(Stored data)
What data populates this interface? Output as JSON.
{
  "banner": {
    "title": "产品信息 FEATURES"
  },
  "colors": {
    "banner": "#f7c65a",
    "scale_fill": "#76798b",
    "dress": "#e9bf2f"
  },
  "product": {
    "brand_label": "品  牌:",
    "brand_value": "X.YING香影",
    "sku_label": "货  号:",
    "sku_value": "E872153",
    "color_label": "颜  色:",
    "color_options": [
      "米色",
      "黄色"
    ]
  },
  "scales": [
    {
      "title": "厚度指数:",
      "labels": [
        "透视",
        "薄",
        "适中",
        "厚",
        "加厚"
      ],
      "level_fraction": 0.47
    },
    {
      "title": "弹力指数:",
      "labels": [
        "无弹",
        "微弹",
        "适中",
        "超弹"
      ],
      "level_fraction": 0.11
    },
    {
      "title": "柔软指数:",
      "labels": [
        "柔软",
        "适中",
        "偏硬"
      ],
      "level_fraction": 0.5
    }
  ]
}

» TASK REQUIREMENTS
Each line of the material must be restated exactly.

» TASK OUTPUT
What data populates this interface? Output as JSON.
{
  "banner": {
    "title": "产品信息 FEATURES"
  },
  "colors": {
    "banner": "#f7c65a",
    "scale_fill": "#76798b",
    "dress": "#e9bf2f"
  },
  "product": {
    "brand_label": "品  牌:",
    "brand_value": "X.YING香影",
    "sku_label": "货  号:",
    "sku_value": "E872153",
    "color_label": "颜  色:",
    "color_options": [
      "米色",
      "黄色"
    ]
  },
  "scales": [
    {
      "title": "厚度指数:",
      "labels": [
        "透视",
        "薄",
        "适中",
        "厚",
        "加厚"
      ],
      "level_fraction": 0.47
    },
    {
      "title": "弹力指数:",
      "labels": [
        "无弹",
        "微弹",
        "适中",
        "超弹"
      ],
      "level_fraction": 0.11
    },
    {
      "title": "柔软指数:",
      "labels": [
        "柔软",
        "适中",
        "偏硬"
      ],
      "level_fraction": 0.5
    }
  ]
}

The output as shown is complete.